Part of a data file

++++

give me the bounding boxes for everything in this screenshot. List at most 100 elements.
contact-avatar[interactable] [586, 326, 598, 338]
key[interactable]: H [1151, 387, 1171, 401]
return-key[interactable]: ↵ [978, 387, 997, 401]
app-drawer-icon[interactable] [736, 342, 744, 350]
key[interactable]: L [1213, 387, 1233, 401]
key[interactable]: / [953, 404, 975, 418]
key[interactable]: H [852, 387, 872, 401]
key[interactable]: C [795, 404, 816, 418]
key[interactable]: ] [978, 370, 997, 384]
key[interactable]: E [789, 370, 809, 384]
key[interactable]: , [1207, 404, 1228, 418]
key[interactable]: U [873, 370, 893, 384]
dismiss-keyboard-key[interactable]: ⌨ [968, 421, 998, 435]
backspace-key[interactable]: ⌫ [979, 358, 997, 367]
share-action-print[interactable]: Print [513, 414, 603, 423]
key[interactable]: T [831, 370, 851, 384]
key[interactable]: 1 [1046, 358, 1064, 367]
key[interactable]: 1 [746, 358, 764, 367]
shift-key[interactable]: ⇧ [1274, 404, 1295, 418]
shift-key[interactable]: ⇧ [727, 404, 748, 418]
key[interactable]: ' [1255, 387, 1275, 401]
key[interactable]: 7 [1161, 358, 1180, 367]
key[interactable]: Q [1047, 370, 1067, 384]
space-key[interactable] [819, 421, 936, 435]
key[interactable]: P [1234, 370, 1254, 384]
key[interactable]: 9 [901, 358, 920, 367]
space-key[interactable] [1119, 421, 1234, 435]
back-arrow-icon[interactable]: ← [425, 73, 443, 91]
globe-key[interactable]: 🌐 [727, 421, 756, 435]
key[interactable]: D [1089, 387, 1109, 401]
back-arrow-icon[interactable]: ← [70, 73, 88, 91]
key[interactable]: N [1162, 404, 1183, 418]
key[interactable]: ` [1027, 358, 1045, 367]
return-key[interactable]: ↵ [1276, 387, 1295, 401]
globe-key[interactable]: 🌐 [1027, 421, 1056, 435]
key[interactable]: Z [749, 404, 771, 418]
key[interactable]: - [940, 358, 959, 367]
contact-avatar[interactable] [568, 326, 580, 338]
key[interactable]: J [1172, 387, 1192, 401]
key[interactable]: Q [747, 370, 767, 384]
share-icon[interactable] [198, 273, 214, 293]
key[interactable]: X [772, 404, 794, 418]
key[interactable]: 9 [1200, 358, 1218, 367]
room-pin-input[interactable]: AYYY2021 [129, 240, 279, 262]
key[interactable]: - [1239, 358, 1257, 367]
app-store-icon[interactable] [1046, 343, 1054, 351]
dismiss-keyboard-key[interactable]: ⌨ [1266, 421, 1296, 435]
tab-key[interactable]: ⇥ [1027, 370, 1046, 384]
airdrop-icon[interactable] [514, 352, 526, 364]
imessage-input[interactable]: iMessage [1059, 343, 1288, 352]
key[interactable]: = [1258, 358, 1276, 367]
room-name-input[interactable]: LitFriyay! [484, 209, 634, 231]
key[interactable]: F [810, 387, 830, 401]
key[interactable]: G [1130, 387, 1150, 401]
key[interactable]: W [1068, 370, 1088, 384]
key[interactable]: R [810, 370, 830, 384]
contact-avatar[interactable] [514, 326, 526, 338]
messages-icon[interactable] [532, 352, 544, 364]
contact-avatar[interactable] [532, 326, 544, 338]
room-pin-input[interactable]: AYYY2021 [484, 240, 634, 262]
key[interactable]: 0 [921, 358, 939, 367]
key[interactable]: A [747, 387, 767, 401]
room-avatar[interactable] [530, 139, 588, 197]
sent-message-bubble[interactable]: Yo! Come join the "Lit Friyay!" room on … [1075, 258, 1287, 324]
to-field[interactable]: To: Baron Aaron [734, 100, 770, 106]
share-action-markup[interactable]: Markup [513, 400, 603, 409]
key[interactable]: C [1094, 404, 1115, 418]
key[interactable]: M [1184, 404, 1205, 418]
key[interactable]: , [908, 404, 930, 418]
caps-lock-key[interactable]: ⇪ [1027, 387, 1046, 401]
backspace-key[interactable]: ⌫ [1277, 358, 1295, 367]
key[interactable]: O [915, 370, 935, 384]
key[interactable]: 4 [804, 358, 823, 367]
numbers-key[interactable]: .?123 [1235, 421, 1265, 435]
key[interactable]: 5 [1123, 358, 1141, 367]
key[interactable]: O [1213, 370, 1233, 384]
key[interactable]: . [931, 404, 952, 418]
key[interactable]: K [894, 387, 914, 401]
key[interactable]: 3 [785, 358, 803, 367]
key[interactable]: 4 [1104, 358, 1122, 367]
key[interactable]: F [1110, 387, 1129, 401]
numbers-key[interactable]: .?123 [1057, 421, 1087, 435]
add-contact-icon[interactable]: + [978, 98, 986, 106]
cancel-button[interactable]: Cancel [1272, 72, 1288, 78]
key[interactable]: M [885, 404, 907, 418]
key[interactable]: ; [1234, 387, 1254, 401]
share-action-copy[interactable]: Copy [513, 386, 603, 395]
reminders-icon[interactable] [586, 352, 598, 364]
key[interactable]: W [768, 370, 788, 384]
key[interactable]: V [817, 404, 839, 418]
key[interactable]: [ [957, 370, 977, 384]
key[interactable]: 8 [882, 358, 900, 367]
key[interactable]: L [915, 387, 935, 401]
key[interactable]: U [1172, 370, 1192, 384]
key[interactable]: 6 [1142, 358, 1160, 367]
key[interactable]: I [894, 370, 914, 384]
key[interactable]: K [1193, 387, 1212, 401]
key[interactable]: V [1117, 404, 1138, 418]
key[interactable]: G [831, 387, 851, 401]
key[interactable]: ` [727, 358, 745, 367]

++++

Print these records again line for line, without changing anything.

give me the bounding boxes for everything in this screenshot. List at most 100 elements.
contact-avatar[interactable] [586, 326, 598, 338]
key[interactable]: H [1151, 387, 1171, 401]
return-key[interactable]: ↵ [978, 387, 997, 401]
app-drawer-icon[interactable] [736, 342, 744, 350]
key[interactable]: L [1213, 387, 1233, 401]
key[interactable]: / [953, 404, 975, 418]
key[interactable]: H [852, 387, 872, 401]
key[interactable]: C [795, 404, 816, 418]
key[interactable]: ] [978, 370, 997, 384]
key[interactable]: E [789, 370, 809, 384]
key[interactable]: , [1207, 404, 1228, 418]
key[interactable]: U [873, 370, 893, 384]
dismiss-keyboard-key[interactable]: ⌨ [968, 421, 998, 435]
backspace-key[interactable]: ⌫ [979, 358, 997, 367]
share-action-print[interactable]: Print [513, 414, 603, 423]
key[interactable]: T [831, 370, 851, 384]
key[interactable]: 1 [1046, 358, 1064, 367]
key[interactable]: 1 [746, 358, 764, 367]
shift-key[interactable]: ⇧ [1274, 404, 1295, 418]
shift-key[interactable]: ⇧ [727, 404, 748, 418]
key[interactable]: ' [1255, 387, 1275, 401]
key[interactable]: 7 [1161, 358, 1180, 367]
key[interactable]: Q [1047, 370, 1067, 384]
space-key[interactable] [819, 421, 936, 435]
key[interactable]: P [1234, 370, 1254, 384]
key[interactable]: 9 [901, 358, 920, 367]
space-key[interactable] [1119, 421, 1234, 435]
back-arrow-icon[interactable]: ← [425, 73, 443, 91]
globe-key[interactable]: 🌐 [727, 421, 756, 435]
key[interactable]: D [1089, 387, 1109, 401]
back-arrow-icon[interactable]: ← [70, 73, 88, 91]
key[interactable]: N [1162, 404, 1183, 418]
key[interactable]: ` [1027, 358, 1045, 367]
return-key[interactable]: ↵ [1276, 387, 1295, 401]
globe-key[interactable]: 🌐 [1027, 421, 1056, 435]
key[interactable]: Z [749, 404, 771, 418]
key[interactable]: - [940, 358, 959, 367]
contact-avatar[interactable] [568, 326, 580, 338]
key[interactable]: J [1172, 387, 1192, 401]
key[interactable]: Q [747, 370, 767, 384]
share-icon[interactable] [198, 273, 214, 293]
key[interactable]: X [772, 404, 794, 418]
key[interactable]: 9 [1200, 358, 1218, 367]
room-pin-input[interactable]: AYYY2021 [129, 240, 279, 262]
key[interactable]: - [1239, 358, 1257, 367]
app-store-icon[interactable] [1046, 343, 1054, 351]
dismiss-keyboard-key[interactable]: ⌨ [1266, 421, 1296, 435]
tab-key[interactable]: ⇥ [1027, 370, 1046, 384]
airdrop-icon[interactable] [514, 352, 526, 364]
imessage-input[interactable]: iMessage [1059, 343, 1288, 352]
key[interactable]: = [1258, 358, 1276, 367]
room-name-input[interactable]: LitFriyay! [484, 209, 634, 231]
key[interactable]: F [810, 387, 830, 401]
key[interactable]: G [1130, 387, 1150, 401]
key[interactable]: W [1068, 370, 1088, 384]
key[interactable]: R [810, 370, 830, 384]
contact-avatar[interactable] [514, 326, 526, 338]
messages-icon[interactable] [532, 352, 544, 364]
contact-avatar[interactable] [532, 326, 544, 338]
room-pin-input[interactable]: AYYY2021 [484, 240, 634, 262]
key[interactable]: 0 [921, 358, 939, 367]
key[interactable]: A [747, 387, 767, 401]
room-avatar[interactable] [530, 139, 588, 197]
sent-message-bubble[interactable]: Yo! Come join the "Lit Friyay!" room on … [1075, 258, 1287, 324]
to-field[interactable]: To: Baron Aaron [734, 100, 770, 106]
share-action-markup[interactable]: Markup [513, 400, 603, 409]
key[interactable]: C [1094, 404, 1115, 418]
key[interactable]: M [1184, 404, 1205, 418]
key[interactable]: , [908, 404, 930, 418]
caps-lock-key[interactable]: ⇪ [1027, 387, 1046, 401]
backspace-key[interactable]: ⌫ [1277, 358, 1295, 367]
key[interactable]: O [915, 370, 935, 384]
key[interactable]: 4 [804, 358, 823, 367]
numbers-key[interactable]: .?123 [1235, 421, 1265, 435]
key[interactable]: 5 [1123, 358, 1141, 367]
key[interactable]: O [1213, 370, 1233, 384]
key[interactable]: . [931, 404, 952, 418]
key[interactable]: K [894, 387, 914, 401]
key[interactable]: 3 [785, 358, 803, 367]
key[interactable]: 4 [1104, 358, 1122, 367]
key[interactable]: F [1110, 387, 1129, 401]
numbers-key[interactable]: .?123 [1057, 421, 1087, 435]
add-contact-icon[interactable]: + [978, 98, 986, 106]
cancel-button[interactable]: Cancel [1272, 72, 1288, 78]
key[interactable]: M [885, 404, 907, 418]
key[interactable]: ; [1234, 387, 1254, 401]
share-action-copy[interactable]: Copy [513, 386, 603, 395]
reminders-icon[interactable] [586, 352, 598, 364]
key[interactable]: W [768, 370, 788, 384]
key[interactable]: V [817, 404, 839, 418]
key[interactable]: [ [957, 370, 977, 384]
key[interactable]: 8 [882, 358, 900, 367]
key[interactable]: L [915, 387, 935, 401]
key[interactable]: U [1172, 370, 1192, 384]
key[interactable]: 6 [1142, 358, 1160, 367]
key[interactable]: I [894, 370, 914, 384]
key[interactable]: K [1193, 387, 1212, 401]
key[interactable]: V [1117, 404, 1138, 418]
key[interactable]: G [831, 387, 851, 401]
key[interactable]: ` [727, 358, 745, 367]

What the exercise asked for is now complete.